*REQUIREMENTS*
Could you copy every line from the material below in which "USDRUB" appears?

------ RECORDS FOR THIS TASK

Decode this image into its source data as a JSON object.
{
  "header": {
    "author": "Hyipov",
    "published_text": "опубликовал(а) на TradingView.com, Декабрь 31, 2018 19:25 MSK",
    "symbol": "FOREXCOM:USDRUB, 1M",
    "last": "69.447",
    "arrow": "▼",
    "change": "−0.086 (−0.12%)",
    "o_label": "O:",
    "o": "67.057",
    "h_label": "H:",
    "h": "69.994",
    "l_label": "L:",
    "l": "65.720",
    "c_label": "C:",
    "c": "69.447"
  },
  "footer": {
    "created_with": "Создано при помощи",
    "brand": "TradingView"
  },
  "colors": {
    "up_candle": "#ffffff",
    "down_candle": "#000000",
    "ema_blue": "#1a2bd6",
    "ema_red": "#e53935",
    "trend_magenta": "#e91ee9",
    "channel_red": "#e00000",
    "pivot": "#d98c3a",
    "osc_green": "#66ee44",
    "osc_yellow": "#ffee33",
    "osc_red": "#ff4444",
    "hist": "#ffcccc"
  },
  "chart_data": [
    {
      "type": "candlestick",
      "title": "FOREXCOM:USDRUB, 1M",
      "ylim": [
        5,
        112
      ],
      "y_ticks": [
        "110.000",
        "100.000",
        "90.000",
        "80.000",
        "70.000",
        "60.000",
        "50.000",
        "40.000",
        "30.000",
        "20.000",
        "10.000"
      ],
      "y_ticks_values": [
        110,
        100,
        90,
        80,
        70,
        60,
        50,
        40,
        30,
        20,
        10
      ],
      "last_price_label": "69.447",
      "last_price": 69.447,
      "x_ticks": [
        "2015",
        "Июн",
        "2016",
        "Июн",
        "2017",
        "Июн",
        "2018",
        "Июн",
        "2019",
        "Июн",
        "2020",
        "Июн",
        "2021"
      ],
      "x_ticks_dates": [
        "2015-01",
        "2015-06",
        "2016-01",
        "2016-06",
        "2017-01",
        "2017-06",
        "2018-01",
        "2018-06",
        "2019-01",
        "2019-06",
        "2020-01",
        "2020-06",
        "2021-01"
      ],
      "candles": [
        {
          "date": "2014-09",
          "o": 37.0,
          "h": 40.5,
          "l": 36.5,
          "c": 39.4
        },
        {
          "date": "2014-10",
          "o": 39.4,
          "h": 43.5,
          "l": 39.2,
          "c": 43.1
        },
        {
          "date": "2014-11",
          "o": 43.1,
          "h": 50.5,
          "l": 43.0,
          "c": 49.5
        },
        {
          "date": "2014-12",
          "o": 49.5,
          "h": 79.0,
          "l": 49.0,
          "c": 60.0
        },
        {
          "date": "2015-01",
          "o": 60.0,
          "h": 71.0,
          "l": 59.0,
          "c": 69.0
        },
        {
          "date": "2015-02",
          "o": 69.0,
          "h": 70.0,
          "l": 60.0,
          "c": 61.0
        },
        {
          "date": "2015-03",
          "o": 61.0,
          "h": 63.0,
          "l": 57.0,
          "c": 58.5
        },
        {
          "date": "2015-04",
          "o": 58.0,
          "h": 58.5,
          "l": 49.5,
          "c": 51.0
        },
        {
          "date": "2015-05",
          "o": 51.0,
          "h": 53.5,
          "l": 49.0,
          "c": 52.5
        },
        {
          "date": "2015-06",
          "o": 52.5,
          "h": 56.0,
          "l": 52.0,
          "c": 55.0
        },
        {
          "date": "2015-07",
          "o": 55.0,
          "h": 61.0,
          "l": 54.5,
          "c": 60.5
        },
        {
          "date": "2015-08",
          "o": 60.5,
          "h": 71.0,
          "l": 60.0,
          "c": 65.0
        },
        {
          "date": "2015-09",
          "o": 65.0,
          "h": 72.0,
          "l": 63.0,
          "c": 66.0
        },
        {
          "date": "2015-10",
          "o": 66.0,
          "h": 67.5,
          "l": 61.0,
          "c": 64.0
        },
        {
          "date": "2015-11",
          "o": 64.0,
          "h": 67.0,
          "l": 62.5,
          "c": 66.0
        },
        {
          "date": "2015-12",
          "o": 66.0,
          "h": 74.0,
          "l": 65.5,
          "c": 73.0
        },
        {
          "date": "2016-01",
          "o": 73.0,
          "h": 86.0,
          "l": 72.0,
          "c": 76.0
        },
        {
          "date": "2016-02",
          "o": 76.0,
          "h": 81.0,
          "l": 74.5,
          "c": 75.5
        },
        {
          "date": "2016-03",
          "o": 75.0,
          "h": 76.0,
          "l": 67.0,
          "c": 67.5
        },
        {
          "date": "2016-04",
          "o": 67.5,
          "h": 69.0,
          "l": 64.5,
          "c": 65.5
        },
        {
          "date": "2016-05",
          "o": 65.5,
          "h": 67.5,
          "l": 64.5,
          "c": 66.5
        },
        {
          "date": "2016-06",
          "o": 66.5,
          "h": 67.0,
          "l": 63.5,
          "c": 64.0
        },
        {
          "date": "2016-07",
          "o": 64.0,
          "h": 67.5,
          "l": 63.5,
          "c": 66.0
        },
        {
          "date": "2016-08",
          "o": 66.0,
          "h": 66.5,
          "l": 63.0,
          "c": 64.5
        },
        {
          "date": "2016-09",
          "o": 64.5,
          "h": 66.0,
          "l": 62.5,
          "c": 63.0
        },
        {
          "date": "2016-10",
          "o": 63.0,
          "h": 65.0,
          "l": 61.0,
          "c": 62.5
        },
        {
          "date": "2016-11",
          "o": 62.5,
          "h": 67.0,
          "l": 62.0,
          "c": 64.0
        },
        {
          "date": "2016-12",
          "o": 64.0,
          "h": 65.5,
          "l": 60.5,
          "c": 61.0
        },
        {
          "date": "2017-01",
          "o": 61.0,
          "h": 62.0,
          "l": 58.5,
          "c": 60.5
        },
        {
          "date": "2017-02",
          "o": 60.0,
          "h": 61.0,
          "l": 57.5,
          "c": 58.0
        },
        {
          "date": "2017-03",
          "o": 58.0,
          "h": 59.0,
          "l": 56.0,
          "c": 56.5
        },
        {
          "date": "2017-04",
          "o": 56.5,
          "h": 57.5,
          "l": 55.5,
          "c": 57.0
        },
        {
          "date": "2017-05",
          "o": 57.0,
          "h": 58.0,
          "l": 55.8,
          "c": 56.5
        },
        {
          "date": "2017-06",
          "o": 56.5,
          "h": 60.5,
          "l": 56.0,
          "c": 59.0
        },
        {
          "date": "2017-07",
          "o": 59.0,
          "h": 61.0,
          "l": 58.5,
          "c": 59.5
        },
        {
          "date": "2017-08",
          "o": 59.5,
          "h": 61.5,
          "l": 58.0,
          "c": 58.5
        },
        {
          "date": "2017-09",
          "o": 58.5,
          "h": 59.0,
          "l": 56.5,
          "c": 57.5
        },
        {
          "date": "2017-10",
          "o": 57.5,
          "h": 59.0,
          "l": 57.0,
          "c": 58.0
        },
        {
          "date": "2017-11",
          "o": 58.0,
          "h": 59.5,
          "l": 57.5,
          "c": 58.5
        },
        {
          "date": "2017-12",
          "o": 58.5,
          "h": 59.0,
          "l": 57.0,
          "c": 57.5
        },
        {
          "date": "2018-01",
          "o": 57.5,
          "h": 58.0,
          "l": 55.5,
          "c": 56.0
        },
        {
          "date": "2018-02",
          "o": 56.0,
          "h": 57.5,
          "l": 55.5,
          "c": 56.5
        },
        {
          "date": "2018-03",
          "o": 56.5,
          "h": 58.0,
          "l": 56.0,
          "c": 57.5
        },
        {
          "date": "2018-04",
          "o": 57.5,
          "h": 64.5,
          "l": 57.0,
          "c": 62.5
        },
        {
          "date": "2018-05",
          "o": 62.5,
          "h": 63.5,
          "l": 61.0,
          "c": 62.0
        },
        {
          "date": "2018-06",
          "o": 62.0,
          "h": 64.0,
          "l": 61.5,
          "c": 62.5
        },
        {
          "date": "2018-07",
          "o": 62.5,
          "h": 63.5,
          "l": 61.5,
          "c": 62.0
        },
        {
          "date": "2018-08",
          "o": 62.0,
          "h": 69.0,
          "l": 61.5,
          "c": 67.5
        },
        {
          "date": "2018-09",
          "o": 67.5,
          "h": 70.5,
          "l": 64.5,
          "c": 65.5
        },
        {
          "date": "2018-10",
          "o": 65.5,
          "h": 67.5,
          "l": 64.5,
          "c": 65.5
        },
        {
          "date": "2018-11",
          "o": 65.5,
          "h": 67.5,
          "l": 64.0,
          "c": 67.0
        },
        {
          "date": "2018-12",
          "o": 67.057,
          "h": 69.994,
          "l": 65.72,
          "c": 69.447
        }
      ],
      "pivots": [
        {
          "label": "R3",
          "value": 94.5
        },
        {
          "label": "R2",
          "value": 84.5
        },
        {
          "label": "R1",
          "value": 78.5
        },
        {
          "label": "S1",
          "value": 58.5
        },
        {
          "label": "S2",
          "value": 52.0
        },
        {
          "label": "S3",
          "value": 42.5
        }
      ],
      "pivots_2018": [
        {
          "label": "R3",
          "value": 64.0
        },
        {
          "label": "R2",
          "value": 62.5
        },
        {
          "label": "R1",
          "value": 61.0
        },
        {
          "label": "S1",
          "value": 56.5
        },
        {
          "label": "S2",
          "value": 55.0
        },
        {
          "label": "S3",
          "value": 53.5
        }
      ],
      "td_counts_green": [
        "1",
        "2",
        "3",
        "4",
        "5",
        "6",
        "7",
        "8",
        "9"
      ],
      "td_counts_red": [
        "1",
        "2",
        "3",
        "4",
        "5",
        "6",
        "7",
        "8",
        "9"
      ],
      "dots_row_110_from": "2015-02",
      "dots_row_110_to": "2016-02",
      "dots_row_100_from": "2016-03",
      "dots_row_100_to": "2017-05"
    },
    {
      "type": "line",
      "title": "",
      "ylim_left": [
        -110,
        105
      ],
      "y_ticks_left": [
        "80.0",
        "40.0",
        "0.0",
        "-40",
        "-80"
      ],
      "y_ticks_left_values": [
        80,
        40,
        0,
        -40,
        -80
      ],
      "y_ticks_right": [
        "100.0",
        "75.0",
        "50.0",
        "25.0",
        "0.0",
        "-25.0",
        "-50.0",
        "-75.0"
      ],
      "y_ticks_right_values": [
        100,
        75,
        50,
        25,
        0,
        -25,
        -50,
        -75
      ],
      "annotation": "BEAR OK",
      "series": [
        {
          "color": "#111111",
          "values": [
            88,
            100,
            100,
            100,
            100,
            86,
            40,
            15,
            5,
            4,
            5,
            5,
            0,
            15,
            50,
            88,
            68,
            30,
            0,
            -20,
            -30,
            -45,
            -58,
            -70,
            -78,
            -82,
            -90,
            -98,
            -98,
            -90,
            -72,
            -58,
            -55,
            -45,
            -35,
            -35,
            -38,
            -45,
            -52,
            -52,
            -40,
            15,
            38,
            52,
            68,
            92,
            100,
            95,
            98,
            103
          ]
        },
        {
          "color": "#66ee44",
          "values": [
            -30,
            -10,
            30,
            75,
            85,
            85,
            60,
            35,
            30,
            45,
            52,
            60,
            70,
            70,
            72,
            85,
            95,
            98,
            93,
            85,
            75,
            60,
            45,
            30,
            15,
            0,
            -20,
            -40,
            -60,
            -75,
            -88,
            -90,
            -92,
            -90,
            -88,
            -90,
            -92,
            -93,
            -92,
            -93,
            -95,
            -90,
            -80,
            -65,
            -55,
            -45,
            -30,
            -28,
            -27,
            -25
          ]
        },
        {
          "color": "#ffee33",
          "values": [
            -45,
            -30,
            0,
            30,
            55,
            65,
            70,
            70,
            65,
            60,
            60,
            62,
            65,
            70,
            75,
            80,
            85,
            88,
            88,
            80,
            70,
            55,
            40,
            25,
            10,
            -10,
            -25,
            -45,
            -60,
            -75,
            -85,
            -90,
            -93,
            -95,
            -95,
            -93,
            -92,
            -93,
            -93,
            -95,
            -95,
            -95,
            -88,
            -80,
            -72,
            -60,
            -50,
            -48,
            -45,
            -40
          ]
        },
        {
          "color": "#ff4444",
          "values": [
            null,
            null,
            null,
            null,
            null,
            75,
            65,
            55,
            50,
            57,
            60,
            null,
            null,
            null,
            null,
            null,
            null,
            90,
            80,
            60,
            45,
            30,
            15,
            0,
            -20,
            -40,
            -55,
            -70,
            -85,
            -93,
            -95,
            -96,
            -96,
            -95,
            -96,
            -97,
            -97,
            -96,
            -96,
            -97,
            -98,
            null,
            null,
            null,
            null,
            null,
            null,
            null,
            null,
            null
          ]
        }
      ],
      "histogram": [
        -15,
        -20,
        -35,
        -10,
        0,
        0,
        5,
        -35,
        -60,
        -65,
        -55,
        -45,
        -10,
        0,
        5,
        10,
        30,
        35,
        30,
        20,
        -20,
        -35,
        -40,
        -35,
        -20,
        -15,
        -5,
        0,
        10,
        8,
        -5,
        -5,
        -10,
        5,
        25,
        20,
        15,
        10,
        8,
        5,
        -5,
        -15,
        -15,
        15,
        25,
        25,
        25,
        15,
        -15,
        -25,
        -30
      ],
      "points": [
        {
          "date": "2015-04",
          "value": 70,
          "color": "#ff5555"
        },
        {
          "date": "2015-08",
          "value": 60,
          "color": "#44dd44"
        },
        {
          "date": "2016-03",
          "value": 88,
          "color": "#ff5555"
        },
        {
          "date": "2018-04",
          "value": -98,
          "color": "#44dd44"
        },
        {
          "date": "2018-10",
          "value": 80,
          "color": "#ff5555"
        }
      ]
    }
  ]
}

------------

*WRITTEN ANSWER*
    "symbol": "FOREXCOM:USDRUB, 1M",
      "title": "FOREXCOM:USDRUB, 1M",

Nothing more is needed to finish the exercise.